DATA IN THIS EXERCISE:
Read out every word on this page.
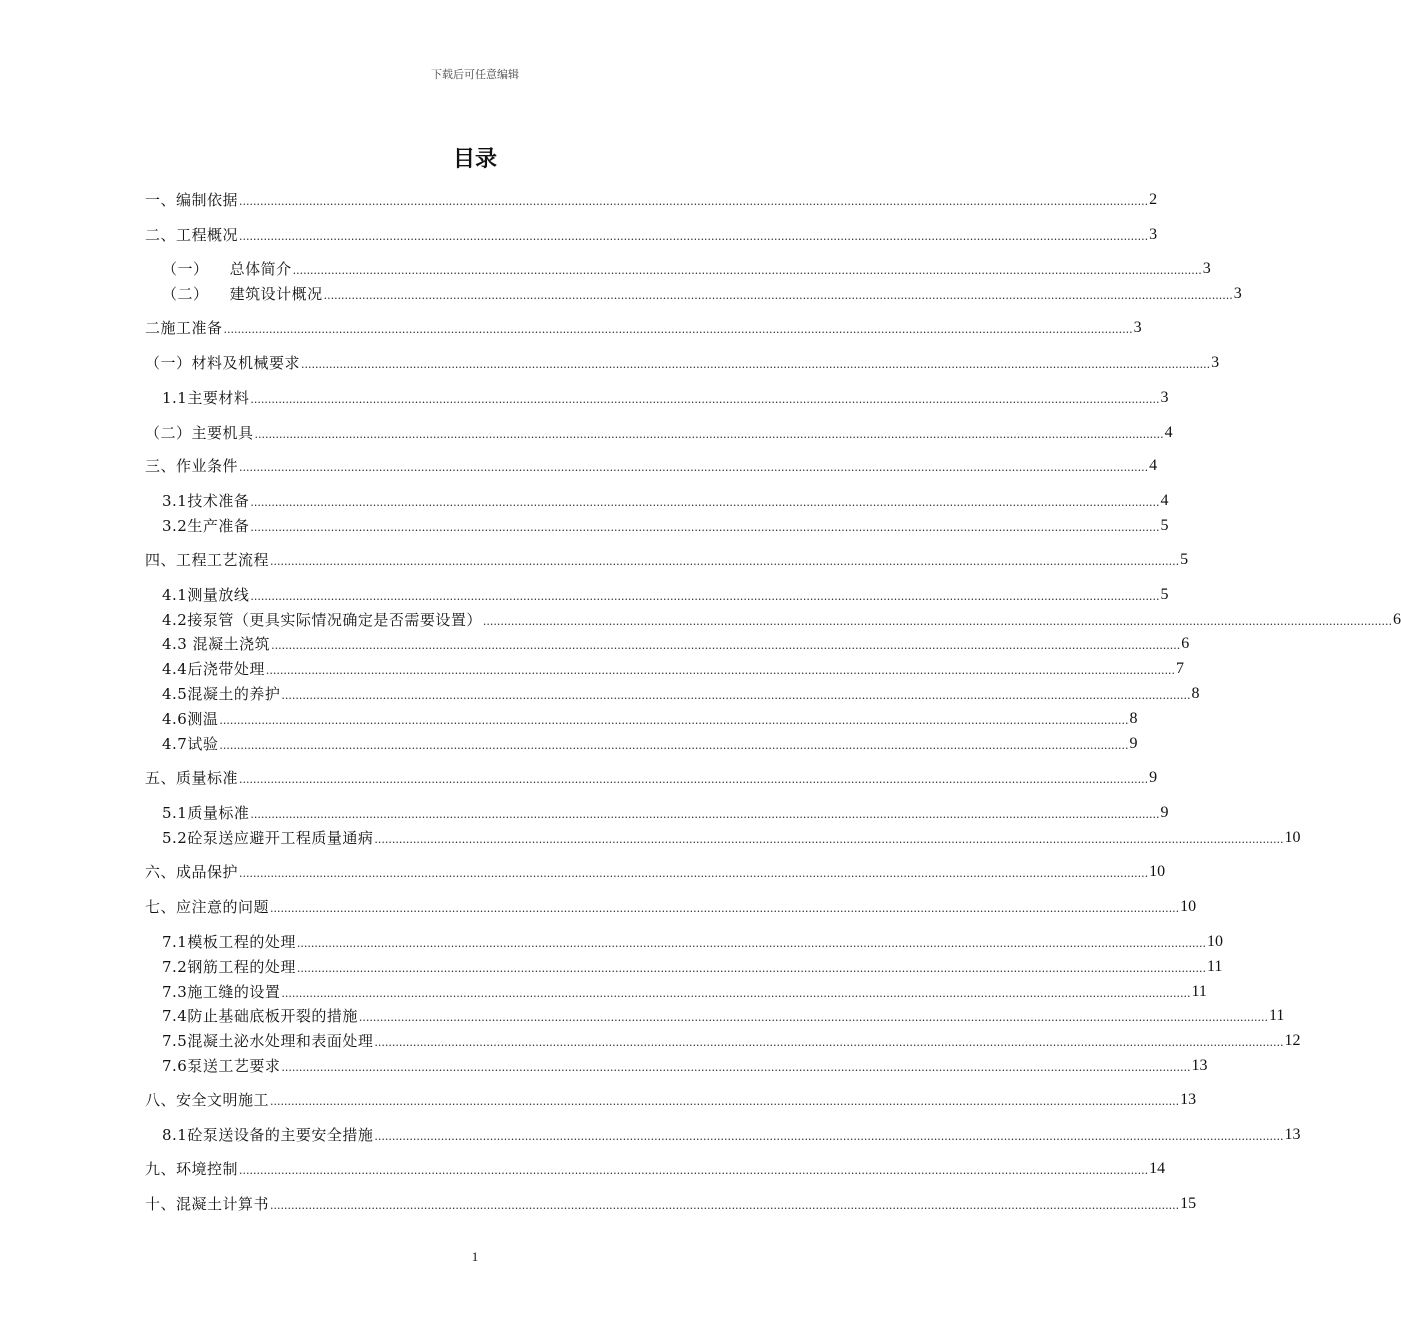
下载后可任意编辑
目录
一、编制依据 .................................................................................................................................................................................................................................................................... 2
二、工程概况 .................................................................................................................................................................................................................................................................... 3
（一）    总体简介 .................................................................................................................................................................................................................................................................... 3
（二）    建筑设计概况 .................................................................................................................................................................................................................................................................... 3
二施工准备 .................................................................................................................................................................................................................................................................... 3
（一）材料及机械要求 .................................................................................................................................................................................................................................................................... 3
1.1主要材料 .................................................................................................................................................................................................................................................................... 3
（二）主要机具 .................................................................................................................................................................................................................................................................... 4
三、作业条件 .................................................................................................................................................................................................................................................................... 4
3.1技术准备 .................................................................................................................................................................................................................................................................... 4
3.2生产准备 .................................................................................................................................................................................................................................................................... 5
四、工程工艺流程 .................................................................................................................................................................................................................................................................... 5
4.1测量放线 .................................................................................................................................................................................................................................................................... 5
4.2接泵管（更具实际情况确定是否需要设置） .................................................................................................................................................................................................................................................................... 6
4.3 混凝土浇筑 .................................................................................................................................................................................................................................................................... 6
4.4后浇带处理 .................................................................................................................................................................................................................................................................... 7
4.5混凝土的养护 .................................................................................................................................................................................................................................................................... 8
4.6测温 .................................................................................................................................................................................................................................................................... 8
4.7试验 .................................................................................................................................................................................................................................................................... 9
五、质量标准 .................................................................................................................................................................................................................................................................... 9
5.1质量标准 .................................................................................................................................................................................................................................................................... 9
5.2砼泵送应避开工程质量通病 .................................................................................................................................................................................................................................................................... 10
六、成品保护 .................................................................................................................................................................................................................................................................... 10
七、应注意的问题 .................................................................................................................................................................................................................................................................... 10
7.1模板工程的处理 .................................................................................................................................................................................................................................................................... 10
7.2钢筋工程的处理 .................................................................................................................................................................................................................................................................... 11
7.3施工缝的设置 .................................................................................................................................................................................................................................................................... 11
7.4防止基础底板开裂的措施 .................................................................................................................................................................................................................................................................... 11
7.5混凝土泌水处理和表面处理 .................................................................................................................................................................................................................................................................... 12
7.6泵送工艺要求 .................................................................................................................................................................................................................................................................... 13
八、安全文明施工 .................................................................................................................................................................................................................................................................... 13
8.1砼泵送设备的主要安全措施 .................................................................................................................................................................................................................................................................... 13
九、环境控制 .................................................................................................................................................................................................................................................................... 14
十、混凝土计算书 .................................................................................................................................................................................................................................................................... 15
1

EXERCISE: Reproduce each line word for word and drop the pictures.

COMPLETE ANSWER:
Read out every word on this page.
下载后可任意编辑
目录
一、编制依据 .................................................................................................................................................................................................................................................................... 2
二、工程概况 .................................................................................................................................................................................................................................................................... 3
（一）    总体简介 .................................................................................................................................................................................................................................................................... 3
（二）    建筑设计概况 .................................................................................................................................................................................................................................................................... 3
二施工准备 .................................................................................................................................................................................................................................................................... 3
（一）材料及机械要求 .................................................................................................................................................................................................................................................................... 3
1.1主要材料 .................................................................................................................................................................................................................................................................... 3
（二）主要机具 .................................................................................................................................................................................................................................................................... 4
三、作业条件 .................................................................................................................................................................................................................................................................... 4
3.1技术准备 .................................................................................................................................................................................................................................................................... 4
3.2生产准备 .................................................................................................................................................................................................................................................................... 5
四、工程工艺流程 .................................................................................................................................................................................................................................................................... 5
4.1测量放线 .................................................................................................................................................................................................................................................................... 5
4.2接泵管（更具实际情况确定是否需要设置） .................................................................................................................................................................................................................................................................... 6
4.3 混凝土浇筑 .................................................................................................................................................................................................................................................................... 6
4.4后浇带处理 .................................................................................................................................................................................................................................................................... 7
4.5混凝土的养护 .................................................................................................................................................................................................................................................................... 8
4.6测温 .................................................................................................................................................................................................................................................................... 8
4.7试验 .................................................................................................................................................................................................................................................................... 9
五、质量标准 .................................................................................................................................................................................................................................................................... 9
5.1质量标准 .................................................................................................................................................................................................................................................................... 9
5.2砼泵送应避开工程质量通病 .................................................................................................................................................................................................................................................................... 10
六、成品保护 .................................................................................................................................................................................................................................................................... 10
七、应注意的问题 .................................................................................................................................................................................................................................................................... 10
7.1模板工程的处理 .................................................................................................................................................................................................................................................................... 10
7.2钢筋工程的处理 .................................................................................................................................................................................................................................................................... 11
7.3施工缝的设置 .................................................................................................................................................................................................................................................................... 11
7.4防止基础底板开裂的措施 .................................................................................................................................................................................................................................................................... 11
7.5混凝土泌水处理和表面处理 .................................................................................................................................................................................................................................................................... 12
7.6泵送工艺要求 .................................................................................................................................................................................................................................................................... 13
八、安全文明施工 .................................................................................................................................................................................................................................................................... 13
8.1砼泵送设备的主要安全措施 .................................................................................................................................................................................................................................................................... 13
九、环境控制 .................................................................................................................................................................................................................................................................... 14
十、混凝土计算书 .................................................................................................................................................................................................................................................................... 15
1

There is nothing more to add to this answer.